• DIRECTIVE: Return the whole listing, keeping every character the same.

• Stored items:
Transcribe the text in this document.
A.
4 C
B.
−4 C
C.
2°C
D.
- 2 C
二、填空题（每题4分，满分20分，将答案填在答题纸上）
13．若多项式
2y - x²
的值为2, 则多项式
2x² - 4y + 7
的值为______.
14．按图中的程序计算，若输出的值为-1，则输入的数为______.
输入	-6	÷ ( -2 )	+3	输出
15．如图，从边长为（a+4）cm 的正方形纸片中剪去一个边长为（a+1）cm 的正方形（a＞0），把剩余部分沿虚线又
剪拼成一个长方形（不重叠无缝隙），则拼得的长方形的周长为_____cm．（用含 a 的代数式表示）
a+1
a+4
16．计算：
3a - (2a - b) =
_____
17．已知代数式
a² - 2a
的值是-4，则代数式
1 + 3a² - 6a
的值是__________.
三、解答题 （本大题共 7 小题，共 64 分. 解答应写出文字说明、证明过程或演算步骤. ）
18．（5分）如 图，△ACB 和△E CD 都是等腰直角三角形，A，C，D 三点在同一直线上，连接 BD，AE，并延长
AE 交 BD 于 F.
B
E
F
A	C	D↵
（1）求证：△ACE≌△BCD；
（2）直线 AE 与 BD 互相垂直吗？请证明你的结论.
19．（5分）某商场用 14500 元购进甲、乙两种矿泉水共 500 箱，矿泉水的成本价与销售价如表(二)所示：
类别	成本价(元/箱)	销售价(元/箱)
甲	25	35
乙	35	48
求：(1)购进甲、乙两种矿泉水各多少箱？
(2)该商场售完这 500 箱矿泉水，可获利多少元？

• ANSWER TO THIS PROBLEM:
Transcribe the text in this document.
A.
4 C
B.
−4 C
C.
2°C
D.
- 2 C
二、填空题（每题4分，满分20分，将答案填在答题纸上）
13．若多项式
2y - x²
的值为2, 则多项式
2x² - 4y + 7
的值为______.
14．按图中的程序计算，若输出的值为-1，则输入的数为______.
输入	-6	÷ ( -2 )	+3	输出
15．如图，从边长为（a+4）cm 的正方形纸片中剪去一个边长为（a+1）cm 的正方形（a＞0），把剩余部分沿虚线又
剪拼成一个长方形（不重叠无缝隙），则拼得的长方形的周长为_____cm．（用含 a 的代数式表示）
a+1
a+4
16．计算：
3a - (2a - b) =
_____
17．已知代数式
a² - 2a
的值是-4，则代数式
1 + 3a² - 6a
的值是__________.
三、解答题 （本大题共 7 小题，共 64 分. 解答应写出文字说明、证明过程或演算步骤. ）
18．（5分）如 图，△ACB 和△E CD 都是等腰直角三角形，A，C，D 三点在同一直线上，连接 BD，AE，并延长
AE 交 BD 于 F.
B
E
F
A	C	D↵
（1）求证：△ACE≌△BCD；
（2）直线 AE 与 BD 互相垂直吗？请证明你的结论.
19．（5分）某商场用 14500 元购进甲、乙两种矿泉水共 500 箱，矿泉水的成本价与销售价如表(二)所示：
类别	成本价(元/箱)	销售价(元/箱)
甲	25	35
乙	35	48
求：(1)购进甲、乙两种矿泉水各多少箱？
(2)该商场售完这 500 箱矿泉水，可获利多少元？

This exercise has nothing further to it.